_What to work on_
Scan the data for "field" and copy the lines it appears in.
··· Available records ···
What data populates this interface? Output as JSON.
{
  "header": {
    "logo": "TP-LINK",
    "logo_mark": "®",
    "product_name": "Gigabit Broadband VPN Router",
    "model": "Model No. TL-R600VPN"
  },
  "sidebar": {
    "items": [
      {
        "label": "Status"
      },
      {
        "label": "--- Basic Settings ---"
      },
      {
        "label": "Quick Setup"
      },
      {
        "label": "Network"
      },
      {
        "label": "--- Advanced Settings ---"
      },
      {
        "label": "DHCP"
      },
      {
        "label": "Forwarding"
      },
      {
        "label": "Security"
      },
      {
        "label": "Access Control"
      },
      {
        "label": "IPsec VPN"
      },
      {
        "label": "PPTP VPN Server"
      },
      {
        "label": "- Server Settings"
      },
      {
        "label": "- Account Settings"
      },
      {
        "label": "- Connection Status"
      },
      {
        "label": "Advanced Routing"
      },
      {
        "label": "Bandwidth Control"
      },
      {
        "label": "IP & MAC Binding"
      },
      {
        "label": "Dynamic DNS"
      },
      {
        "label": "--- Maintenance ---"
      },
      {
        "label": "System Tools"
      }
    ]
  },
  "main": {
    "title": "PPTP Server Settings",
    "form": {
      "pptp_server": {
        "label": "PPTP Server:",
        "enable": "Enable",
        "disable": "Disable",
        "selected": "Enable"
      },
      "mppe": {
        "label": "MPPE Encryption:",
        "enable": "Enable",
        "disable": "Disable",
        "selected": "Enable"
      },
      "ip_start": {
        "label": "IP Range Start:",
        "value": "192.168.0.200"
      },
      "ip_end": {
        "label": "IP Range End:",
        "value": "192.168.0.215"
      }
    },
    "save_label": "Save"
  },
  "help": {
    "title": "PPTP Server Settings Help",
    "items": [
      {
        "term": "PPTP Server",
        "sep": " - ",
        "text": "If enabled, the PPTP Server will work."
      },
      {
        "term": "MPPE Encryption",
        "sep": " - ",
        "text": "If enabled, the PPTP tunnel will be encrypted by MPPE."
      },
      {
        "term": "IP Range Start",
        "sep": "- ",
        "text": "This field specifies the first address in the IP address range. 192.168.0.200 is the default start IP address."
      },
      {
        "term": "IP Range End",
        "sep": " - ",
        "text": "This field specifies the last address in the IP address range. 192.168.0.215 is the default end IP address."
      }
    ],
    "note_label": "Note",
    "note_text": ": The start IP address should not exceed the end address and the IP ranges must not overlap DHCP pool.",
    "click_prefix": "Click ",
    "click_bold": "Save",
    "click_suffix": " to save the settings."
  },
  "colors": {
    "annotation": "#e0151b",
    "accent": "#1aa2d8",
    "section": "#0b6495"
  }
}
···
··· Available records ···
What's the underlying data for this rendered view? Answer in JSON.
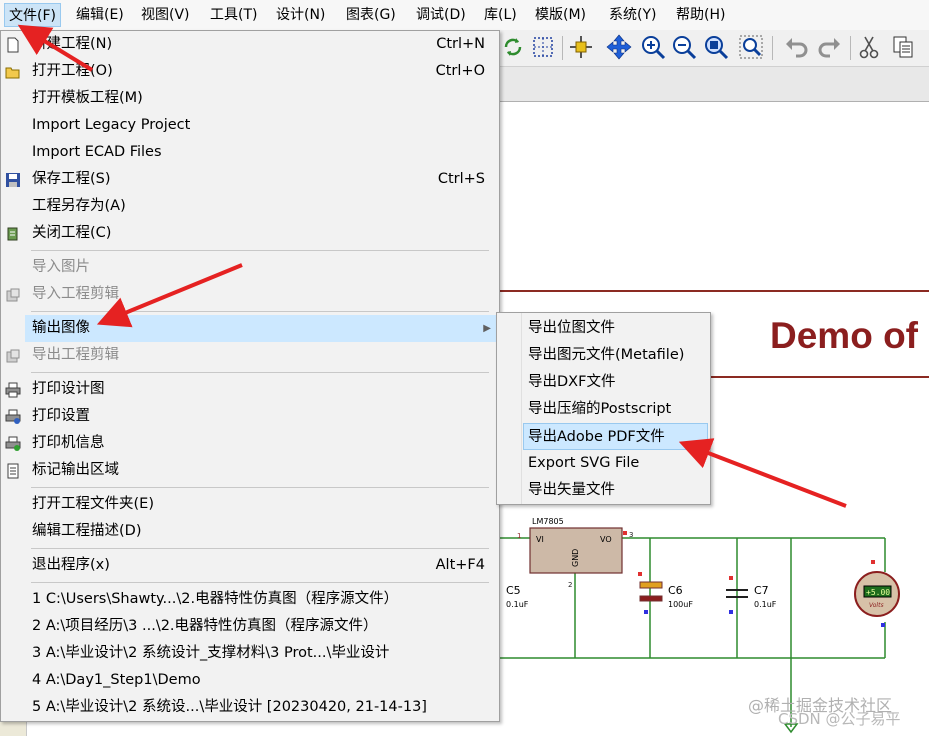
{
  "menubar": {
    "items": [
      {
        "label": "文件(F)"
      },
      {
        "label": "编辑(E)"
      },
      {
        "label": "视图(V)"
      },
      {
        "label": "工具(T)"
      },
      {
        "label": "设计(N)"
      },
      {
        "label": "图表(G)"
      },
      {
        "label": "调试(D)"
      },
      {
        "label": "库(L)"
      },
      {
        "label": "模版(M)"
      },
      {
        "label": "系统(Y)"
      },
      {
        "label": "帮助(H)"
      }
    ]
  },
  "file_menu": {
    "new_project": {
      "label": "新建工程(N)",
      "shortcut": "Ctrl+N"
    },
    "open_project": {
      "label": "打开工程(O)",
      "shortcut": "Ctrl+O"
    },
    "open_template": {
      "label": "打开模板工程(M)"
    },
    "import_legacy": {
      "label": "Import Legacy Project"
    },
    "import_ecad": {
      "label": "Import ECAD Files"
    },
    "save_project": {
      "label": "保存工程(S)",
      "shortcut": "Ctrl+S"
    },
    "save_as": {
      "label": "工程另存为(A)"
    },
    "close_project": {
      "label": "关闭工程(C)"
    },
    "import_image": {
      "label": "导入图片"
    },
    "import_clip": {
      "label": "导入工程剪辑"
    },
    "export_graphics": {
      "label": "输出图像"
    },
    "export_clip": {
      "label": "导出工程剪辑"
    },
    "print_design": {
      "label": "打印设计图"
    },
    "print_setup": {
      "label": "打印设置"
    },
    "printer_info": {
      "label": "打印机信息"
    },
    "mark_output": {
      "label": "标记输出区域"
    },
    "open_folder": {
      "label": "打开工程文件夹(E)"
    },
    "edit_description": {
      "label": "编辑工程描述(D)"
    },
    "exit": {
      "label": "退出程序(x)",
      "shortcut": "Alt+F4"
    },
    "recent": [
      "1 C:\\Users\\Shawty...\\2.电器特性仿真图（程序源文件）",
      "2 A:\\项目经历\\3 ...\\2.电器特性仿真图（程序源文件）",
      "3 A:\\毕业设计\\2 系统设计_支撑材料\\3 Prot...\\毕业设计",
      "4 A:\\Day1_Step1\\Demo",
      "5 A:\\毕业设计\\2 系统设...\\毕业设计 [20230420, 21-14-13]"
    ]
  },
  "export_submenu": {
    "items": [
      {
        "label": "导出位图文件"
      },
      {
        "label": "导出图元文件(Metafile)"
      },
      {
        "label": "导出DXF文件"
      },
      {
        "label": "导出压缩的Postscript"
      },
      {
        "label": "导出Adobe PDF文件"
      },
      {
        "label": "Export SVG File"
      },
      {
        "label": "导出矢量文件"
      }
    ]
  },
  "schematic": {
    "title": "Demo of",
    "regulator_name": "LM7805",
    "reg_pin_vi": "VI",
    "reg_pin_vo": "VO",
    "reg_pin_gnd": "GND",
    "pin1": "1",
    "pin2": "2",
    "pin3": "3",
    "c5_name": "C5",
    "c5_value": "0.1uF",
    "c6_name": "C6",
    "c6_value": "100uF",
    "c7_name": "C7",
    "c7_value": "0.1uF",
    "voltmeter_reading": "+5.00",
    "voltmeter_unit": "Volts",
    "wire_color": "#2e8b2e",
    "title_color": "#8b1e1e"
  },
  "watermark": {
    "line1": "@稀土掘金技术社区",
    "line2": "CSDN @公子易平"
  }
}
···
_Written solution_
        "text": "This field specifies the first address in the IP address range. 192.168.0.200 is the default start IP address."
        "text": "This field specifies the last address in the IP address range. 192.168.0.215 is the default end IP address."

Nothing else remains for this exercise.